__WHAT NEEDS TO BE DONE__
Please transcribe the listing below in full and word for word, without its pictures.

__MATERIAL SUPPLIED__
________________________

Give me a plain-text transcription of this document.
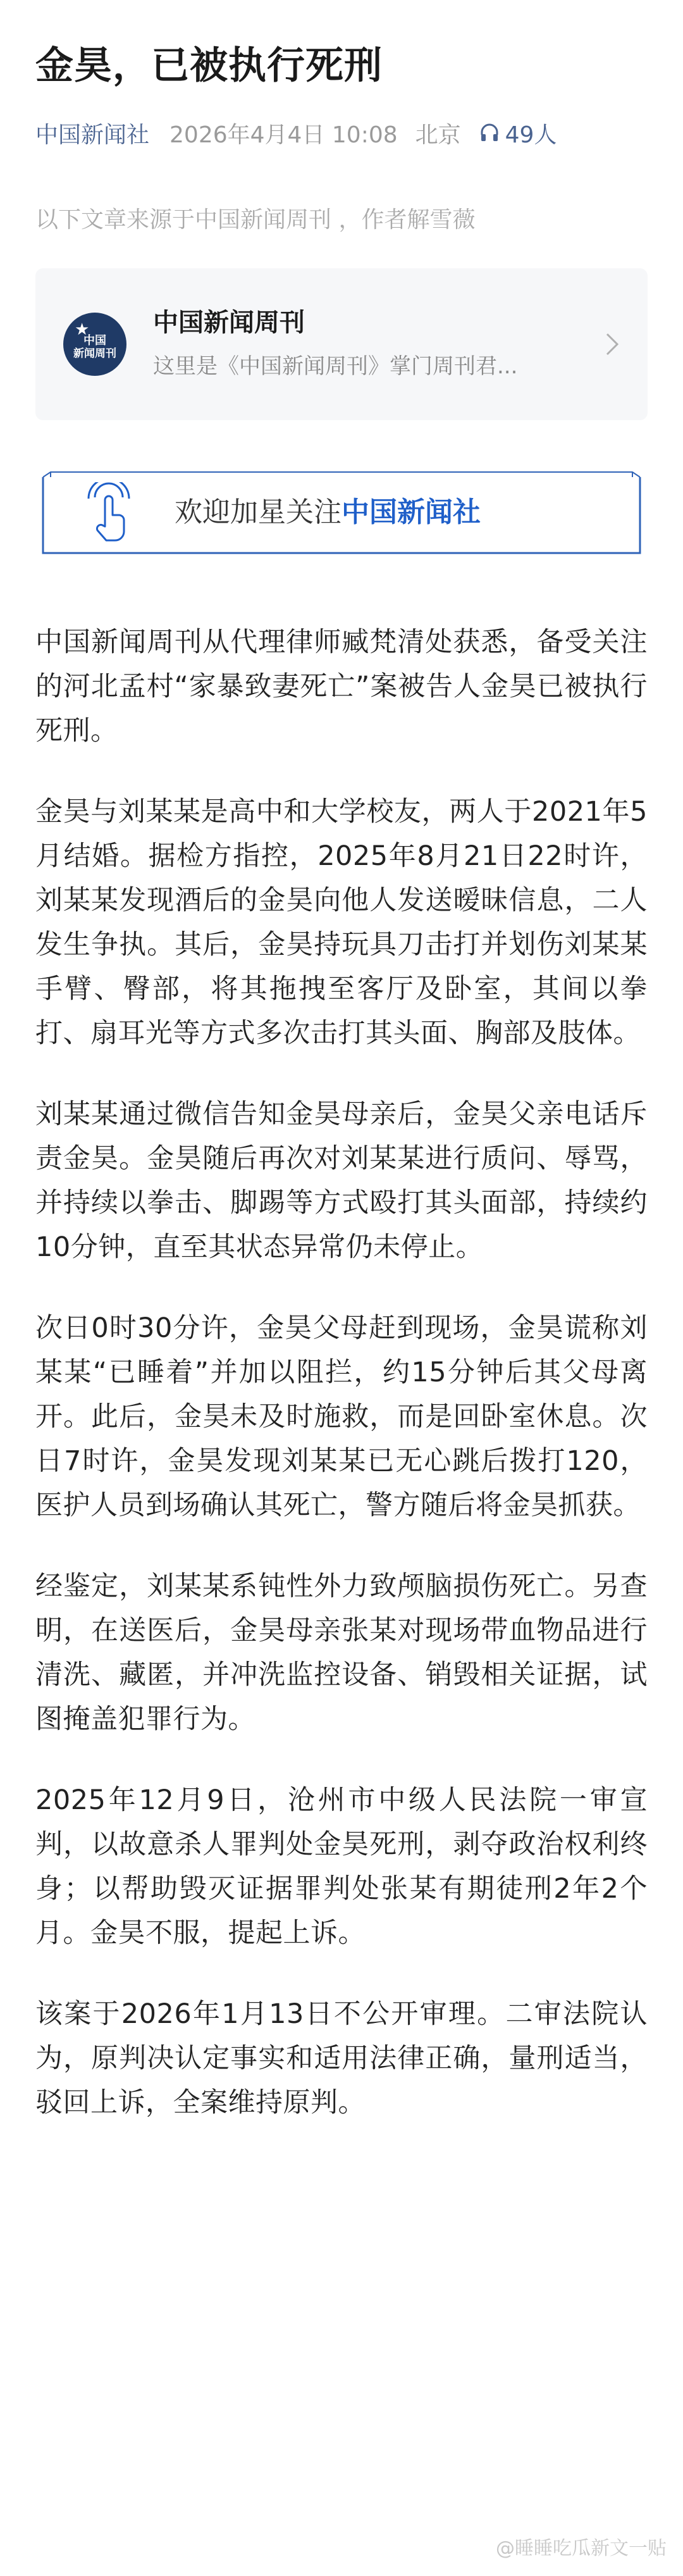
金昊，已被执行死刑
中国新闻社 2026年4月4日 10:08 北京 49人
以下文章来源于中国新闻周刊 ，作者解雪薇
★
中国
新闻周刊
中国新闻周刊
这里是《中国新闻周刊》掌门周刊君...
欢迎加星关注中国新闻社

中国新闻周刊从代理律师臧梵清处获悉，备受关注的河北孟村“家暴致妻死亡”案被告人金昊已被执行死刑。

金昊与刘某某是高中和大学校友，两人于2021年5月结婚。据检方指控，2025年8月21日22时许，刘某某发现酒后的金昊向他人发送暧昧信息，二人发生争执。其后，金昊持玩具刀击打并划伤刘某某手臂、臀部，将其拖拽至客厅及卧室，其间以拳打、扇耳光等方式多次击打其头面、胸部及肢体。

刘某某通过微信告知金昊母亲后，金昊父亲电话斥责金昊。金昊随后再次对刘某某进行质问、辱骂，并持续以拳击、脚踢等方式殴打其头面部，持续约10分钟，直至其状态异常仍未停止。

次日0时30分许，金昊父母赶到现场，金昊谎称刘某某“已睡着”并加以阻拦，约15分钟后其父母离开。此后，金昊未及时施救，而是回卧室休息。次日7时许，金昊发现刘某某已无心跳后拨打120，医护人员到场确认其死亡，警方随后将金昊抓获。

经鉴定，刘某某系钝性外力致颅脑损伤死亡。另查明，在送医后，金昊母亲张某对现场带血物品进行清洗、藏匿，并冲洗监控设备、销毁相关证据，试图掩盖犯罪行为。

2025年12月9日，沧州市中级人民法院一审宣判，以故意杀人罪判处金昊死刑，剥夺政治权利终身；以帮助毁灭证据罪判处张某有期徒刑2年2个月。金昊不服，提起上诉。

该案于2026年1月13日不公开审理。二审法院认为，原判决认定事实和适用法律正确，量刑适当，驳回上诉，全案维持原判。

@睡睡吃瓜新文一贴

________________________

__EXERCISE RESULT__
Give me a plain-text transcription of this document.
金昊，已被执行死刑
中国新闻社 2026年4月4日 10:08 北京 49人
以下文章来源于中国新闻周刊 ，作者解雪薇
★
中国
新闻周刊
中国新闻周刊
这里是《中国新闻周刊》掌门周刊君...
欢迎加星关注中国新闻社

中国新闻周刊从代理律师臧梵清处获悉，备受关注的河北孟村“家暴致妻死亡”案被告人金昊已被执行死刑。

金昊与刘某某是高中和大学校友，两人于2021年5月结婚。据检方指控，2025年8月21日22时许，刘某某发现酒后的金昊向他人发送暧昧信息，二人发生争执。其后，金昊持玩具刀击打并划伤刘某某手臂、臀部，将其拖拽至客厅及卧室，其间以拳打、扇耳光等方式多次击打其头面、胸部及肢体。

刘某某通过微信告知金昊母亲后，金昊父亲电话斥责金昊。金昊随后再次对刘某某进行质问、辱骂，并持续以拳击、脚踢等方式殴打其头面部，持续约10分钟，直至其状态异常仍未停止。

次日0时30分许，金昊父母赶到现场，金昊谎称刘某某“已睡着”并加以阻拦，约15分钟后其父母离开。此后，金昊未及时施救，而是回卧室休息。次日7时许，金昊发现刘某某已无心跳后拨打120，医护人员到场确认其死亡，警方随后将金昊抓获。

经鉴定，刘某某系钝性外力致颅脑损伤死亡。另查明，在送医后，金昊母亲张某对现场带血物品进行清洗、藏匿，并冲洗监控设备、销毁相关证据，试图掩盖犯罪行为。

2025年12月9日，沧州市中级人民法院一审宣判，以故意杀人罪判处金昊死刑，剥夺政治权利终身；以帮助毁灭证据罪判处张某有期徒刑2年2个月。金昊不服，提起上诉。

该案于2026年1月13日不公开审理。二审法院认为，原判决认定事实和适用法律正确，量刑适当，驳回上诉，全案维持原判。

@睡睡吃瓜新文一贴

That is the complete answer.